* WRITTEN TASK *
Exact repetition is required: output every record in full.

# START OF MATERIAL PROVIDED

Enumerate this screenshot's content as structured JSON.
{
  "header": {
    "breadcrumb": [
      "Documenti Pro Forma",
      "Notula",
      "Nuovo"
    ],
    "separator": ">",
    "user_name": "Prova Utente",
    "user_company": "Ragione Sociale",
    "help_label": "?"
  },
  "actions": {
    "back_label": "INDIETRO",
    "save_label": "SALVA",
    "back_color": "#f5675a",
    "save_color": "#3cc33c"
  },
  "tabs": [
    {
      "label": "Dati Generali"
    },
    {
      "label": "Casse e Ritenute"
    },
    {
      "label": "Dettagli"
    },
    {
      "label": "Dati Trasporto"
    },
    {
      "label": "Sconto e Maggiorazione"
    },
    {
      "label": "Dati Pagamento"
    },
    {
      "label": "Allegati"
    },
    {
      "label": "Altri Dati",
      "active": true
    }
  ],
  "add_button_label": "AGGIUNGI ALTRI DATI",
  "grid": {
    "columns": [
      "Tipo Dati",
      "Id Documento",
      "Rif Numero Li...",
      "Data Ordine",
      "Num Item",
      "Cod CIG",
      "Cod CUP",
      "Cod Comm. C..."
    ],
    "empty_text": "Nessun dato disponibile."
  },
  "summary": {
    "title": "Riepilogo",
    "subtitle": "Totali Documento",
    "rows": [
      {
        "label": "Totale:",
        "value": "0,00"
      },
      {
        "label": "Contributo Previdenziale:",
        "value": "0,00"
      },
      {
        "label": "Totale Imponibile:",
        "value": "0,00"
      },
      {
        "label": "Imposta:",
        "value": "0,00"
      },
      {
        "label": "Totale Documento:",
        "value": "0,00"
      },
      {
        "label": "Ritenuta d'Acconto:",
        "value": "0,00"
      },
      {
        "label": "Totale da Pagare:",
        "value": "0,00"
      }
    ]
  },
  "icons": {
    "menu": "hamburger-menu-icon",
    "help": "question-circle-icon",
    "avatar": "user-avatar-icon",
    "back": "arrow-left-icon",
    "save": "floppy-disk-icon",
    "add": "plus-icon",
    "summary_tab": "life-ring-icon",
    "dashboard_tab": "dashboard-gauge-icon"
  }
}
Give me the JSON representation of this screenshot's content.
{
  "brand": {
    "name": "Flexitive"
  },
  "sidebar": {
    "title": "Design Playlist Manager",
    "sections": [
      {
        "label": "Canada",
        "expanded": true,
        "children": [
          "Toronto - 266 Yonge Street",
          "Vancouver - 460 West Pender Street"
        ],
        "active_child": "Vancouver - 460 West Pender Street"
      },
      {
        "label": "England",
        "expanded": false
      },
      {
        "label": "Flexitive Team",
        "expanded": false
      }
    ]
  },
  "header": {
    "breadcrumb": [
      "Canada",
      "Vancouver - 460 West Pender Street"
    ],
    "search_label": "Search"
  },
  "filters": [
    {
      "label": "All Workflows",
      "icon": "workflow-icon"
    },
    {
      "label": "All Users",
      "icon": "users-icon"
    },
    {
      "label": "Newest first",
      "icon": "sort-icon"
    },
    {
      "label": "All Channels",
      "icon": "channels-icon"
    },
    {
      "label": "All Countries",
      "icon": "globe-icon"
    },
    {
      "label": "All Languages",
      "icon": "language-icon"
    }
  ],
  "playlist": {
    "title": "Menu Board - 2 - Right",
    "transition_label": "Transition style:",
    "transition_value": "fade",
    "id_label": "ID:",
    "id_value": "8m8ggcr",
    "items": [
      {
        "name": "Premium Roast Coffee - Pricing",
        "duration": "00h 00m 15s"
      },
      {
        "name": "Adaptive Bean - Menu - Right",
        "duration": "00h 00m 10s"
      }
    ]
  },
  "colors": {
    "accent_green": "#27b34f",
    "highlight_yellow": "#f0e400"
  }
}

# END OF MATERIAL PROVIDED

* COMPLETE OUTPUT *
Enumerate this screenshot's content as structured JSON.
{
  "header": {
    "breadcrumb": [
      "Documenti Pro Forma",
      "Notula",
      "Nuovo"
    ],
    "separator": ">",
    "user_name": "Prova Utente",
    "user_company": "Ragione Sociale",
    "help_label": "?"
  },
  "actions": {
    "back_label": "INDIETRO",
    "save_label": "SALVA",
    "back_color": "#f5675a",
    "save_color": "#3cc33c"
  },
  "tabs": [
    {
      "label": "Dati Generali"
    },
    {
      "label": "Casse e Ritenute"
    },
    {
      "label": "Dettagli"
    },
    {
      "label": "Dati Trasporto"
    },
    {
      "label": "Sconto e Maggiorazione"
    },
    {
      "label": "Dati Pagamento"
    },
    {
      "label": "Allegati"
    },
    {
      "label": "Altri Dati",
      "active": true
    }
  ],
  "add_button_label": "AGGIUNGI ALTRI DATI",
  "grid": {
    "columns": [
      "Tipo Dati",
      "Id Documento",
      "Rif Numero Li...",
      "Data Ordine",
      "Num Item",
      "Cod CIG",
      "Cod CUP",
      "Cod Comm. C..."
    ],
    "empty_text": "Nessun dato disponibile."
  },
  "summary": {
    "title": "Riepilogo",
    "subtitle": "Totali Documento",
    "rows": [
      {
        "label": "Totale:",
        "value": "0,00"
      },
      {
        "label": "Contributo Previdenziale:",
        "value": "0,00"
      },
      {
        "label": "Totale Imponibile:",
        "value": "0,00"
      },
      {
        "label": "Imposta:",
        "value": "0,00"
      },
      {
        "label": "Totale Documento:",
        "value": "0,00"
      },
      {
        "label": "Ritenuta d'Acconto:",
        "value": "0,00"
      },
      {
        "label": "Totale da Pagare:",
        "value": "0,00"
      }
    ]
  },
  "icons": {
    "menu": "hamburger-menu-icon",
    "help": "question-circle-icon",
    "avatar": "user-avatar-icon",
    "back": "arrow-left-icon",
    "save": "floppy-disk-icon",
    "add": "plus-icon",
    "summary_tab": "life-ring-icon",
    "dashboard_tab": "dashboard-gauge-icon"
  }
}
Give me the JSON representation of this screenshot's content.
{
  "brand": {
    "name": "Flexitive"
  },
  "sidebar": {
    "title": "Design Playlist Manager",
    "sections": [
      {
        "label": "Canada",
        "expanded": true,
        "children": [
          "Toronto - 266 Yonge Street",
          "Vancouver - 460 West Pender Street"
        ],
        "active_child": "Vancouver - 460 West Pender Street"
      },
      {
        "label": "England",
        "expanded": false
      },
      {
        "label": "Flexitive Team",
        "expanded": false
      }
    ]
  },
  "header": {
    "breadcrumb": [
      "Canada",
      "Vancouver - 460 West Pender Street"
    ],
    "search_label": "Search"
  },
  "filters": [
    {
      "label": "All Workflows",
      "icon": "workflow-icon"
    },
    {
      "label": "All Users",
      "icon": "users-icon"
    },
    {
      "label": "Newest first",
      "icon": "sort-icon"
    },
    {
      "label": "All Channels",
      "icon": "channels-icon"
    },
    {
      "label": "All Countries",
      "icon": "globe-icon"
    },
    {
      "label": "All Languages",
      "icon": "language-icon"
    }
  ],
  "playlist": {
    "title": "Menu Board - 2 - Right",
    "transition_label": "Transition style:",
    "transition_value": "fade",
    "id_label": "ID:",
    "id_value": "8m8ggcr",
    "items": [
      {
        "name": "Premium Roast Coffee - Pricing",
        "duration": "00h 00m 15s"
      },
      {
        "name": "Adaptive Bean - Menu - Right",
        "duration": "00h 00m 10s"
      }
    ]
  },
  "colors": {
    "accent_green": "#27b34f",
    "highlight_yellow": "#f0e400"
  }
}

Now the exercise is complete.